• SUPPLIED ENTRIES:
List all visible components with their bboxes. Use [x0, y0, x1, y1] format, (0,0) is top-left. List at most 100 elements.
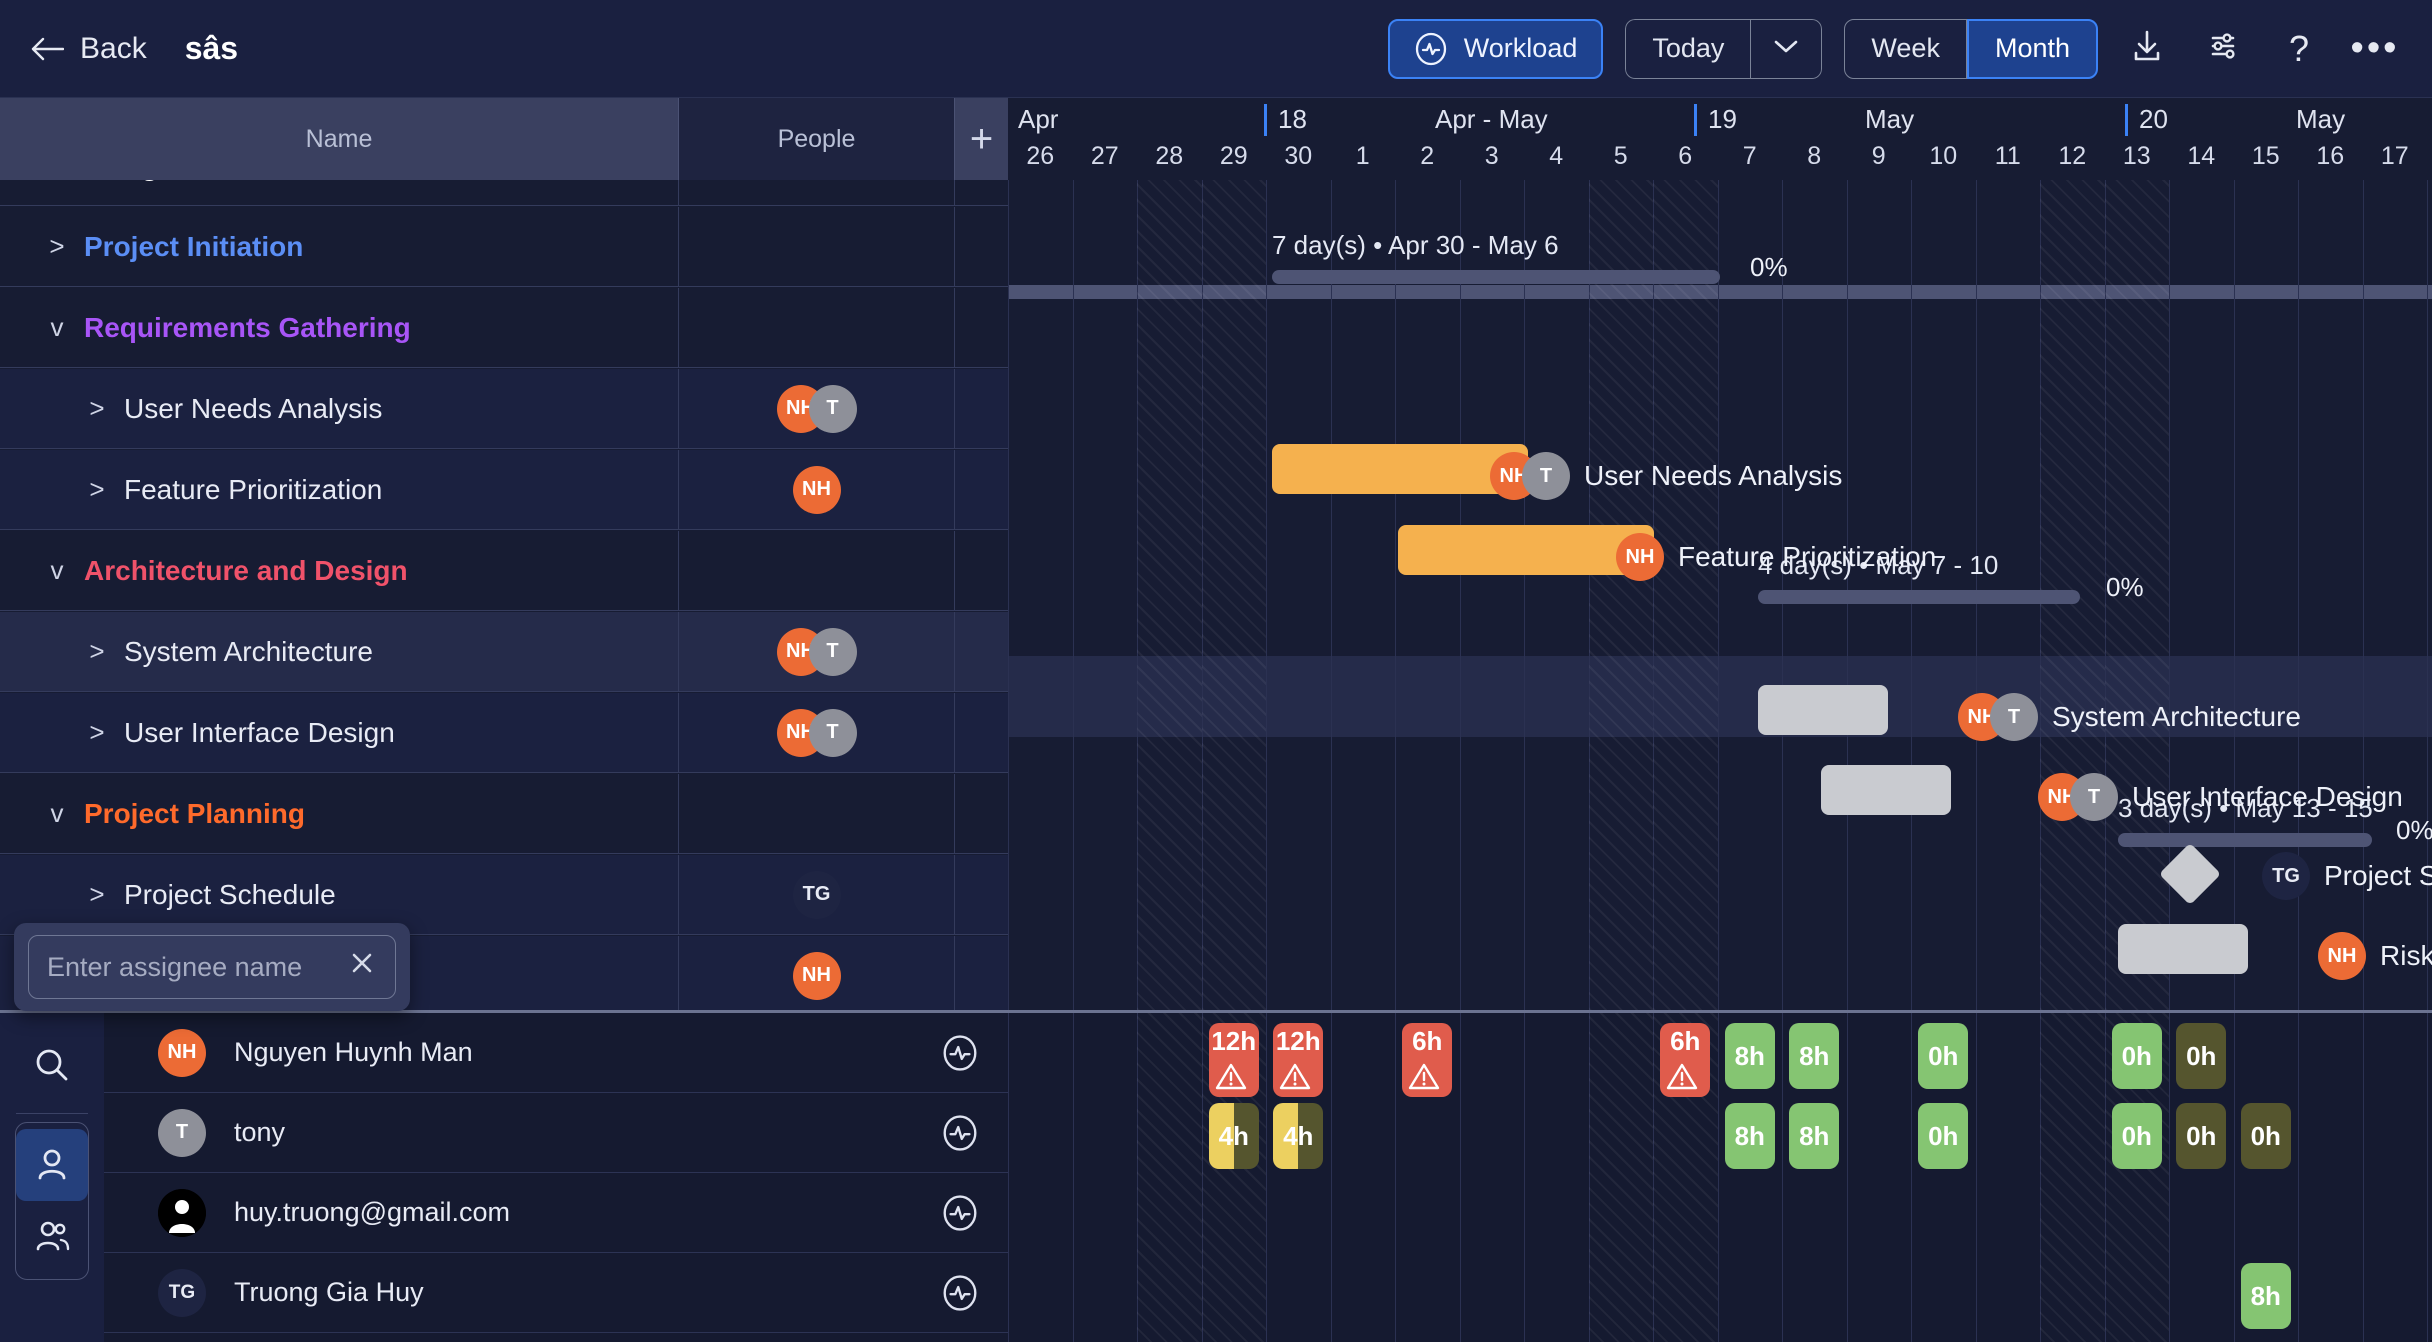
- workload-cell[interactable]: 0h: [1918, 1103, 1969, 1169]
- today-dropdown-button[interactable]: [1750, 18, 1823, 79]
- workload-person-row[interactable]: TG Truong Gia Huy: [104, 1253, 1008, 1333]
- gantt-bar[interactable]: [1758, 685, 1888, 735]
- task-name-cell[interactable]: [0, 936, 679, 1010]
- chevron-down-icon[interactable]: v: [50, 555, 64, 585]
- add-column-button[interactable]: +: [955, 98, 1008, 180]
- workload-cell[interactable]: 0h: [1918, 1023, 1969, 1089]
- tab-month[interactable]: Month: [1966, 18, 2098, 79]
- search-icon[interactable]: [16, 1029, 88, 1101]
- workload-button[interactable]: Workload: [1387, 18, 1604, 79]
- workload-person-row[interactable]: NH Nguyen Huynh Man: [104, 1013, 1008, 1093]
- task-people-cell[interactable]: NH T: [679, 693, 955, 772]
- task-people-cell[interactable]: NH T: [679, 612, 955, 691]
- avatar-stack: NH T: [1958, 693, 2038, 741]
- workload-cell[interactable]: 6h: [1402, 1023, 1453, 1097]
- people-icon[interactable]: [16, 1201, 88, 1273]
- pulse-icon[interactable]: [940, 1113, 980, 1153]
- chevron-right-icon[interactable]: >: [89, 393, 105, 423]
- assignee-popup[interactable]: Enter assignee name: [14, 923, 410, 1011]
- chevron-right-icon[interactable]: >: [89, 717, 105, 747]
- today-button[interactable]: Today: [1625, 18, 1751, 79]
- workload-cell[interactable]: 4h: [1208, 1103, 1259, 1169]
- column-header-people[interactable]: People: [679, 98, 955, 180]
- task-people-cell[interactable]: [679, 180, 955, 205]
- task-row[interactable]: > System Architecture NH T: [0, 612, 1008, 692]
- workload-cell[interactable]: 8h: [1789, 1103, 1840, 1169]
- workload-cell[interactable]: 0h: [2111, 1103, 2162, 1169]
- assignee-input-wrapper[interactable]: Enter assignee name: [28, 935, 396, 999]
- task-group-row[interactable]: v Architecture and Design: [0, 531, 1008, 611]
- task-people-cell[interactable]: [679, 288, 955, 367]
- chevron-right-icon[interactable]: >: [49, 231, 65, 261]
- workload-heatmap[interactable]: 12h 12h 4h 4h 6h 6h 8h 8h 8h 8h 0h 0h 0h 0h 0h 0h 0h 8h: [1008, 1013, 2432, 1342]
- workload-cell[interactable]: 6h: [1660, 1023, 1711, 1097]
- task-people-cell[interactable]: [679, 207, 955, 286]
- task-name-cell[interactable]: v Project Planning: [0, 774, 679, 853]
- task-people-cell[interactable]: NH T: [679, 369, 955, 448]
- task-name-cell[interactable]: v Planning: [0, 180, 679, 205]
- task-people-cell[interactable]: [679, 774, 955, 853]
- task-name-cell[interactable]: > User Needs Analysis: [0, 369, 679, 448]
- chevron-down-icon[interactable]: v: [0, 180, 28, 181]
- pulse-icon[interactable]: [940, 1033, 980, 1073]
- gantt-bar[interactable]: [1821, 765, 1951, 815]
- chevron-right-icon[interactable]: >: [89, 474, 105, 504]
- task-row[interactable]: > User Interface Design NH T: [0, 693, 1008, 773]
- filter-settings-button[interactable]: [2196, 22, 2250, 76]
- workload-cell[interactable]: 12h: [1208, 1023, 1259, 1097]
- pulse-icon[interactable]: [940, 1193, 980, 1233]
- gantt-bar[interactable]: [2118, 924, 2248, 974]
- column-header-name[interactable]: Name: [0, 98, 679, 180]
- pulse-icon[interactable]: [940, 1273, 980, 1313]
- tab-week[interactable]: Week: [1844, 18, 1967, 79]
- gantt-bar[interactable]: [1398, 525, 1654, 575]
- task-people-cell[interactable]: NH: [679, 450, 955, 529]
- download-button[interactable]: [2120, 22, 2174, 76]
- workload-cell[interactable]: 8h: [2240, 1263, 2291, 1329]
- task-group-row[interactable]: > Project Initiation: [0, 207, 1008, 287]
- workload-cell[interactable]: 0h: [2176, 1023, 2227, 1089]
- workload-cell[interactable]: 0h: [2240, 1103, 2291, 1169]
- task-people-cell[interactable]: TG: [679, 855, 955, 934]
- task-table[interactable]: v Planning > Project Initiation v Requirement…: [0, 180, 1008, 1010]
- workload-cell[interactable]: 4h: [1273, 1103, 1324, 1169]
- chevron-down-icon[interactable]: v: [50, 312, 64, 342]
- task-row[interactable]: > Project Schedule TG: [0, 855, 1008, 935]
- workload-person-row[interactable]: huy.truong@gmail.com: [104, 1173, 1008, 1253]
- task-row[interactable]: > Feature Prioritization NH: [0, 450, 1008, 530]
- workload-cell[interactable]: 8h: [1724, 1103, 1775, 1169]
- task-group-row[interactable]: v Requirements Gathering: [0, 288, 1008, 368]
- heatmap-gridline: [1330, 1013, 1332, 1342]
- chevron-right-icon[interactable]: >: [89, 879, 105, 909]
- task-name-cell[interactable]: v Architecture and Design: [0, 531, 679, 610]
- summary-progress-percent: 0%: [2396, 815, 2432, 845]
- task-name-cell[interactable]: v Requirements Gathering: [0, 288, 679, 367]
- task-people-cell[interactable]: [679, 531, 955, 610]
- more-options-button[interactable]: •••: [2348, 22, 2402, 76]
- task-group-row[interactable]: v Project Planning: [0, 774, 1008, 854]
- task-name-cell[interactable]: > Feature Prioritization: [0, 450, 679, 529]
- task-name-cell[interactable]: > Project Schedule: [0, 855, 679, 934]
- workload-cell[interactable]: 8h: [1724, 1023, 1775, 1089]
- task-name-cell[interactable]: > Project Initiation: [0, 207, 679, 286]
- task-name-cell[interactable]: > System Architecture: [0, 612, 679, 691]
- gantt-bar[interactable]: [1272, 444, 1528, 494]
- workload-cell[interactable]: 0h: [2176, 1103, 2227, 1169]
- task-group-row[interactable]: v Planning: [0, 180, 1008, 206]
- task-name-cell[interactable]: > User Interface Design: [0, 693, 679, 772]
- task-row[interactable]: > User Needs Analysis NH T: [0, 369, 1008, 449]
- assignee-input-placeholder[interactable]: Enter assignee name: [47, 951, 303, 982]
- help-button[interactable]: ?: [2272, 22, 2326, 76]
- back-button[interactable]: Back: [30, 32, 147, 66]
- person-icon[interactable]: [16, 1129, 88, 1201]
- chevron-down-icon[interactable]: v: [50, 798, 64, 828]
- chevron-right-icon[interactable]: >: [89, 636, 105, 666]
- workload-cell[interactable]: 0h: [2111, 1023, 2162, 1089]
- close-icon[interactable]: [347, 948, 377, 986]
- workload-cell[interactable]: 12h: [1273, 1023, 1324, 1097]
- task-people-cell[interactable]: NH: [679, 936, 955, 1010]
- gantt-chart[interactable]: 7 day(s) • Apr 30 - May 6 0% 4 day(s) • Ma…: [1008, 180, 2432, 1010]
- workload-cell[interactable]: 8h: [1789, 1023, 1840, 1089]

• REQUIREMENTS: Could you lay out all of the lines above as a numbered list, with blank lines dropped and the pictures left out?

• ANSWER TO THE EXERCISE:
1. List all visible components with their bboxes. Use [x0, y0, x1, y1] format, (0,0) is top-left. List at most 100 elements.
2. - workload-cell[interactable]: 0h: [1918, 1103, 1969, 1169]
3. - today-dropdown-button[interactable]: [1750, 18, 1823, 79]
4. - workload-person-row[interactable]: TG Truong Gia Huy: [104, 1253, 1008, 1333]
5. - gantt-bar[interactable]: [1758, 685, 1888, 735]
6. - task-name-cell[interactable]: [0, 936, 679, 1010]
7. - chevron-down-icon[interactable]: v: [50, 555, 64, 585]
8. - add-column-button[interactable]: +: [955, 98, 1008, 180]
9. - workload-cell[interactable]: 0h: [1918, 1023, 1969, 1089]
10. - tab-month[interactable]: Month: [1966, 18, 2098, 79]
11. - search-icon[interactable]: [16, 1029, 88, 1101]
12. - workload-button[interactable]: Workload: [1387, 18, 1604, 79]
13. - workload-person-row[interactable]: NH Nguyen Huynh Man: [104, 1013, 1008, 1093]
14. - task-people-cell[interactable]: NH T: [679, 693, 955, 772]
15. - task-people-cell[interactable]: NH T: [679, 612, 955, 691]
16. - avatar-stack: NH T: [1958, 693, 2038, 741]
17. - workload-cell[interactable]: 6h: [1402, 1023, 1453, 1097]
18. - people-icon[interactable]: [16, 1201, 88, 1273]
19. - pulse-icon[interactable]: [940, 1113, 980, 1153]
20. - chevron-right-icon[interactable]: >: [89, 393, 105, 423]
21. - assignee-popup[interactable]: Enter assignee name: [14, 923, 410, 1011]
22. - chevron-right-icon[interactable]: >: [89, 717, 105, 747]
23. - today-button[interactable]: Today: [1625, 18, 1751, 79]
24. - workload-cell[interactable]: 4h: [1208, 1103, 1259, 1169]
25. - column-header-people[interactable]: People: [679, 98, 955, 180]
26. - task-people-cell[interactable]: [679, 180, 955, 205]
27. - task-row[interactable]: > System Architecture NH T: [0, 612, 1008, 692]
28. - workload-cell[interactable]: 8h: [1789, 1103, 1840, 1169]
29. - workload-cell[interactable]: 0h: [2111, 1103, 2162, 1169]
30. - assignee-input-wrapper[interactable]: Enter assignee name: [28, 935, 396, 999]
31. - task-group-row[interactable]: v Architecture and Design: [0, 531, 1008, 611]
32. - task-people-cell[interactable]: [679, 288, 955, 367]
33. - chevron-right-icon[interactable]: >: [49, 231, 65, 261]
34. - workload-heatmap[interactable]: 12h 12h 4h 4h 6h 6h 8h 8h 8h 8h 0h 0h 0h 0h 0h 0h 0h 8h: [1008, 1013, 2432, 1342]
35. - workload-cell[interactable]: 6h: [1660, 1023, 1711, 1097]
36. - task-people-cell[interactable]: [679, 207, 955, 286]
37. - task-name-cell[interactable]: v Project Planning: [0, 774, 679, 853]
38. - task-people-cell[interactable]: NH T: [679, 369, 955, 448]
39. - task-name-cell[interactable]: v Planning: [0, 180, 679, 205]
40. - task-people-cell[interactable]: [679, 774, 955, 853]
41. - task-name-cell[interactable]: > User Needs Analysis: [0, 369, 679, 448]
42. - chevron-down-icon[interactable]: v: [0, 180, 28, 181]
43. - pulse-icon[interactable]: [940, 1033, 980, 1073]
44. - gantt-bar[interactable]: [1821, 765, 1951, 815]
45. - chevron-right-icon[interactable]: >: [89, 474, 105, 504]
46. - task-row[interactable]: > User Interface Design NH T: [0, 693, 1008, 773]
47. - filter-settings-button[interactable]: [2196, 22, 2250, 76]
48. - workload-cell[interactable]: 12h: [1208, 1023, 1259, 1097]
49. - pulse-icon[interactable]: [940, 1193, 980, 1233]
50. - gantt-bar[interactable]: [2118, 924, 2248, 974]
51. - column-header-name[interactable]: Name: [0, 98, 679, 180]
52. - pulse-icon[interactable]: [940, 1273, 980, 1313]
53. - tab-week[interactable]: Week: [1844, 18, 1967, 79]
54. - gantt-bar[interactable]: [1398, 525, 1654, 575]
55. - task-people-cell[interactable]: NH: [679, 450, 955, 529]
56. - download-button[interactable]: [2120, 22, 2174, 76]
57. - workload-cell[interactable]: 8h: [2240, 1263, 2291, 1329]
58. - task-group-row[interactable]: > Project Initiation: [0, 207, 1008, 287]
59. - workload-cell[interactable]: 0h: [2176, 1023, 2227, 1089]
60. - workload-cell[interactable]: 0h: [2240, 1103, 2291, 1169]
61. - task-people-cell[interactable]: TG: [679, 855, 955, 934]
62. - task-table[interactable]: v Planning > Project Initiation v Requirement…: [0, 180, 1008, 1010]
63. - workload-cell[interactable]: 4h: [1273, 1103, 1324, 1169]
64. - chevron-down-icon[interactable]: v: [50, 312, 64, 342]
65. - task-row[interactable]: > Project Schedule TG: [0, 855, 1008, 935]
66. - workload-person-row[interactable]: huy.truong@gmail.com: [104, 1173, 1008, 1253]
67. - task-row[interactable]: > Feature Prioritization NH: [0, 450, 1008, 530]
68. - workload-cell[interactable]: 8h: [1724, 1103, 1775, 1169]
69. - task-group-row[interactable]: v Requirements Gathering: [0, 288, 1008, 368]
70. - heatmap-gridline: [1330, 1013, 1332, 1342]
71. - chevron-right-icon[interactable]: >: [89, 879, 105, 909]
72. - task-name-cell[interactable]: v Architecture and Design: [0, 531, 679, 610]
73. - summary-progress-percent: 0%: [2396, 815, 2432, 845]
74. - task-name-cell[interactable]: v Requirements Gathering: [0, 288, 679, 367]
75. - task-people-cell[interactable]: [679, 531, 955, 610]
76. - more-options-button[interactable]: •••: [2348, 22, 2402, 76]
77. - task-group-row[interactable]: v Project Planning: [0, 774, 1008, 854]
78. - task-name-cell[interactable]: > Feature Prioritization: [0, 450, 679, 529]
79. - task-name-cell[interactable]: > Project Schedule: [0, 855, 679, 934]
80. - workload-cell[interactable]: 8h: [1724, 1023, 1775, 1089]
81. - task-name-cell[interactable]: > Project Initiation: [0, 207, 679, 286]
82. - task-name-cell[interactable]: > System Architecture: [0, 612, 679, 691]
83. - gantt-bar[interactable]: [1272, 444, 1528, 494]
84. - workload-cell[interactable]: 0h: [2176, 1103, 2227, 1169]
85. - task-group-row[interactable]: v Planning: [0, 180, 1008, 206]
86. - task-name-cell[interactable]: > User Interface Design: [0, 693, 679, 772]
87. - task-row[interactable]: > User Needs Analysis NH T: [0, 369, 1008, 449]
88. - assignee-input-placeholder[interactable]: Enter assignee name: [47, 951, 303, 982]
89. - help-button[interactable]: ?: [2272, 22, 2326, 76]
90. - back-button[interactable]: Back: [30, 32, 147, 66]
91. - person-icon[interactable]: [16, 1129, 88, 1201]
92. - chevron-down-icon[interactable]: v: [50, 798, 64, 828]
93. - chevron-right-icon[interactable]: >: [89, 636, 105, 666]
94. - workload-cell[interactable]: 0h: [2111, 1023, 2162, 1089]
95. - close-icon[interactable]: [347, 948, 377, 986]
96. - workload-cell[interactable]: 12h: [1273, 1023, 1324, 1097]
97. - task-people-cell[interactable]: NH: [679, 936, 955, 1010]
98. - gantt-chart[interactable]: 7 day(s) • Apr 30 - May 6 0% 4 day(s) • Ma…: [1008, 180, 2432, 1010]
99. - workload-cell[interactable]: 8h: [1789, 1023, 1840, 1089]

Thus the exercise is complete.